# EXERCISE DIRECTIONS:
Repeat every record exactly, but keep images out of the copy.

----

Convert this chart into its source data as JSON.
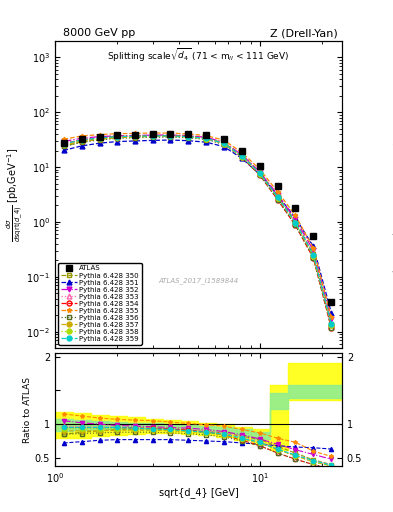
{
  "x_data": [
    1.1,
    1.35,
    1.65,
    2.0,
    2.45,
    3.0,
    3.65,
    4.45,
    5.45,
    6.65,
    8.15,
    9.95,
    12.15,
    14.85,
    18.15,
    22.2
  ],
  "x_edges": [
    1.0,
    1.22,
    1.5,
    1.83,
    2.24,
    2.74,
    3.35,
    4.09,
    5.0,
    6.12,
    7.48,
    9.15,
    11.18,
    13.67,
    16.7,
    20.4,
    25.0
  ],
  "atlas_y": [
    28.0,
    33.0,
    36.0,
    38.0,
    39.0,
    40.0,
    40.5,
    40.0,
    38.0,
    32.0,
    20.0,
    10.5,
    4.5,
    1.8,
    0.55,
    0.035
  ],
  "series": [
    {
      "label": "Pythia 6.428 350",
      "color": "#999900",
      "linestyle": "--",
      "marker": "s",
      "markerfacecolor": "none",
      "ratio": [
        0.85,
        0.88,
        0.9,
        0.92,
        0.93,
        0.93,
        0.92,
        0.91,
        0.89,
        0.87,
        0.82,
        0.77,
        0.67,
        0.57,
        0.47,
        0.4
      ]
    },
    {
      "label": "Pythia 6.428 351",
      "color": "#0000CC",
      "linestyle": "--",
      "marker": "^",
      "markerfacecolor": "#0000CC",
      "ratio": [
        0.72,
        0.74,
        0.76,
        0.77,
        0.77,
        0.77,
        0.77,
        0.76,
        0.75,
        0.74,
        0.72,
        0.7,
        0.68,
        0.66,
        0.65,
        0.63
      ]
    },
    {
      "label": "Pythia 6.428 352",
      "color": "#CC00CC",
      "linestyle": "-.",
      "marker": "v",
      "markerfacecolor": "#CC00CC",
      "ratio": [
        1.05,
        1.02,
        1.0,
        0.98,
        0.97,
        0.96,
        0.95,
        0.94,
        0.92,
        0.89,
        0.84,
        0.78,
        0.7,
        0.62,
        0.55,
        0.48
      ]
    },
    {
      "label": "Pythia 6.428 353",
      "color": "#FF66AA",
      "linestyle": ":",
      "marker": "^",
      "markerfacecolor": "none",
      "ratio": [
        0.97,
        0.96,
        0.95,
        0.95,
        0.94,
        0.94,
        0.93,
        0.92,
        0.9,
        0.87,
        0.81,
        0.74,
        0.63,
        0.54,
        0.46,
        0.4
      ]
    },
    {
      "label": "Pythia 6.428 354",
      "color": "#FF0000",
      "linestyle": "--",
      "marker": "o",
      "markerfacecolor": "none",
      "ratio": [
        0.95,
        0.95,
        0.95,
        0.95,
        0.94,
        0.94,
        0.93,
        0.91,
        0.88,
        0.84,
        0.76,
        0.68,
        0.57,
        0.48,
        0.4,
        0.33
      ]
    },
    {
      "label": "Pythia 6.428 355",
      "color": "#FF8800",
      "linestyle": "--",
      "marker": "*",
      "markerfacecolor": "#FF8800",
      "ratio": [
        1.15,
        1.12,
        1.09,
        1.07,
        1.06,
        1.05,
        1.03,
        1.01,
        0.99,
        0.97,
        0.92,
        0.87,
        0.79,
        0.73,
        0.6,
        0.52
      ]
    },
    {
      "label": "Pythia 6.428 356",
      "color": "#556B22",
      "linestyle": ":",
      "marker": "s",
      "markerfacecolor": "none",
      "ratio": [
        0.85,
        0.86,
        0.87,
        0.88,
        0.88,
        0.88,
        0.87,
        0.86,
        0.84,
        0.81,
        0.75,
        0.68,
        0.57,
        0.48,
        0.4,
        0.34
      ]
    },
    {
      "label": "Pythia 6.428 357",
      "color": "#CCAA00",
      "linestyle": "--",
      "marker": "o",
      "markerfacecolor": "#CCAA00",
      "ratio": [
        0.9,
        0.9,
        0.9,
        0.91,
        0.91,
        0.91,
        0.9,
        0.89,
        0.87,
        0.84,
        0.78,
        0.72,
        0.62,
        0.53,
        0.44,
        0.38
      ]
    },
    {
      "label": "Pythia 6.428 358",
      "color": "#AADD00",
      "linestyle": ":",
      "marker": "o",
      "markerfacecolor": "#AADD00",
      "ratio": [
        0.93,
        0.93,
        0.93,
        0.93,
        0.93,
        0.92,
        0.91,
        0.89,
        0.87,
        0.84,
        0.78,
        0.72,
        0.62,
        0.53,
        0.44,
        0.38
      ]
    },
    {
      "label": "Pythia 6.428 359",
      "color": "#00CCCC",
      "linestyle": "--",
      "marker": "o",
      "markerfacecolor": "#00CCCC",
      "ratio": [
        0.95,
        0.95,
        0.95,
        0.95,
        0.94,
        0.93,
        0.92,
        0.9,
        0.88,
        0.85,
        0.79,
        0.73,
        0.63,
        0.54,
        0.46,
        0.39
      ]
    }
  ],
  "band_yellow_low": [
    0.8,
    0.8,
    0.82,
    0.84,
    0.86,
    0.87,
    0.87,
    0.86,
    0.84,
    0.81,
    0.76,
    0.7,
    0.62,
    1.35,
    1.35,
    1.35
  ],
  "band_yellow_high": [
    1.18,
    1.16,
    1.14,
    1.12,
    1.1,
    1.08,
    1.06,
    1.04,
    1.02,
    1.0,
    0.96,
    0.92,
    1.58,
    1.9,
    1.9,
    1.9
  ],
  "band_green_low": [
    0.9,
    0.91,
    0.92,
    0.93,
    0.93,
    0.93,
    0.93,
    0.91,
    0.89,
    0.87,
    0.83,
    0.78,
    1.22,
    1.38,
    1.38,
    1.38
  ],
  "band_green_high": [
    1.08,
    1.06,
    1.04,
    1.03,
    1.02,
    1.01,
    1.0,
    0.99,
    0.97,
    0.95,
    0.92,
    0.88,
    1.46,
    1.58,
    1.58,
    1.58
  ]
}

----

# ANSWER FOR THIS EXERCISE:
Convert this chart into its source data as JSON.
{
  "x_data": [
    1.1,
    1.35,
    1.65,
    2.0,
    2.45,
    3.0,
    3.65,
    4.45,
    5.45,
    6.65,
    8.15,
    9.95,
    12.15,
    14.85,
    18.15,
    22.2
  ],
  "x_edges": [
    1.0,
    1.22,
    1.5,
    1.83,
    2.24,
    2.74,
    3.35,
    4.09,
    5.0,
    6.12,
    7.48,
    9.15,
    11.18,
    13.67,
    16.7,
    20.4,
    25.0
  ],
  "atlas_y": [
    28.0,
    33.0,
    36.0,
    38.0,
    39.0,
    40.0,
    40.5,
    40.0,
    38.0,
    32.0,
    20.0,
    10.5,
    4.5,
    1.8,
    0.55,
    0.035
  ],
  "series": [
    {
      "label": "Pythia 6.428 350",
      "color": "#999900",
      "linestyle": "--",
      "marker": "s",
      "markerfacecolor": "none",
      "ratio": [
        0.85,
        0.88,
        0.9,
        0.92,
        0.93,
        0.93,
        0.92,
        0.91,
        0.89,
        0.87,
        0.82,
        0.77,
        0.67,
        0.57,
        0.47,
        0.4
      ]
    },
    {
      "label": "Pythia 6.428 351",
      "color": "#0000CC",
      "linestyle": "--",
      "marker": "^",
      "markerfacecolor": "#0000CC",
      "ratio": [
        0.72,
        0.74,
        0.76,
        0.77,
        0.77,
        0.77,
        0.77,
        0.76,
        0.75,
        0.74,
        0.72,
        0.7,
        0.68,
        0.66,
        0.65,
        0.63
      ]
    },
    {
      "label": "Pythia 6.428 352",
      "color": "#CC00CC",
      "linestyle": "-.",
      "marker": "v",
      "markerfacecolor": "#CC00CC",
      "ratio": [
        1.05,
        1.02,
        1.0,
        0.98,
        0.97,
        0.96,
        0.95,
        0.94,
        0.92,
        0.89,
        0.84,
        0.78,
        0.7,
        0.62,
        0.55,
        0.48
      ]
    },
    {
      "label": "Pythia 6.428 353",
      "color": "#FF66AA",
      "linestyle": ":",
      "marker": "^",
      "markerfacecolor": "none",
      "ratio": [
        0.97,
        0.96,
        0.95,
        0.95,
        0.94,
        0.94,
        0.93,
        0.92,
        0.9,
        0.87,
        0.81,
        0.74,
        0.63,
        0.54,
        0.46,
        0.4
      ]
    },
    {
      "label": "Pythia 6.428 354",
      "color": "#FF0000",
      "linestyle": "--",
      "marker": "o",
      "markerfacecolor": "none",
      "ratio": [
        0.95,
        0.95,
        0.95,
        0.95,
        0.94,
        0.94,
        0.93,
        0.91,
        0.88,
        0.84,
        0.76,
        0.68,
        0.57,
        0.48,
        0.4,
        0.33
      ]
    },
    {
      "label": "Pythia 6.428 355",
      "color": "#FF8800",
      "linestyle": "--",
      "marker": "*",
      "markerfacecolor": "#FF8800",
      "ratio": [
        1.15,
        1.12,
        1.09,
        1.07,
        1.06,
        1.05,
        1.03,
        1.01,
        0.99,
        0.97,
        0.92,
        0.87,
        0.79,
        0.73,
        0.6,
        0.52
      ]
    },
    {
      "label": "Pythia 6.428 356",
      "color": "#556B22",
      "linestyle": ":",
      "marker": "s",
      "markerfacecolor": "none",
      "ratio": [
        0.85,
        0.86,
        0.87,
        0.88,
        0.88,
        0.88,
        0.87,
        0.86,
        0.84,
        0.81,
        0.75,
        0.68,
        0.57,
        0.48,
        0.4,
        0.34
      ]
    },
    {
      "label": "Pythia 6.428 357",
      "color": "#CCAA00",
      "linestyle": "--",
      "marker": "o",
      "markerfacecolor": "#CCAA00",
      "ratio": [
        0.9,
        0.9,
        0.9,
        0.91,
        0.91,
        0.91,
        0.9,
        0.89,
        0.87,
        0.84,
        0.78,
        0.72,
        0.62,
        0.53,
        0.44,
        0.38
      ]
    },
    {
      "label": "Pythia 6.428 358",
      "color": "#AADD00",
      "linestyle": ":",
      "marker": "o",
      "markerfacecolor": "#AADD00",
      "ratio": [
        0.93,
        0.93,
        0.93,
        0.93,
        0.93,
        0.92,
        0.91,
        0.89,
        0.87,
        0.84,
        0.78,
        0.72,
        0.62,
        0.53,
        0.44,
        0.38
      ]
    },
    {
      "label": "Pythia 6.428 359",
      "color": "#00CCCC",
      "linestyle": "--",
      "marker": "o",
      "markerfacecolor": "#00CCCC",
      "ratio": [
        0.95,
        0.95,
        0.95,
        0.95,
        0.94,
        0.93,
        0.92,
        0.9,
        0.88,
        0.85,
        0.79,
        0.73,
        0.63,
        0.54,
        0.46,
        0.39
      ]
    }
  ],
  "band_yellow_low": [
    0.8,
    0.8,
    0.82,
    0.84,
    0.86,
    0.87,
    0.87,
    0.86,
    0.84,
    0.81,
    0.76,
    0.7,
    0.62,
    1.35,
    1.35,
    1.35
  ],
  "band_yellow_high": [
    1.18,
    1.16,
    1.14,
    1.12,
    1.1,
    1.08,
    1.06,
    1.04,
    1.02,
    1.0,
    0.96,
    0.92,
    1.58,
    1.9,
    1.9,
    1.9
  ],
  "band_green_low": [
    0.9,
    0.91,
    0.92,
    0.93,
    0.93,
    0.93,
    0.93,
    0.91,
    0.89,
    0.87,
    0.83,
    0.78,
    1.22,
    1.38,
    1.38,
    1.38
  ],
  "band_green_high": [
    1.08,
    1.06,
    1.04,
    1.03,
    1.02,
    1.01,
    1.0,
    0.99,
    0.97,
    0.95,
    0.92,
    0.88,
    1.46,
    1.58,
    1.58,
    1.58
  ]
}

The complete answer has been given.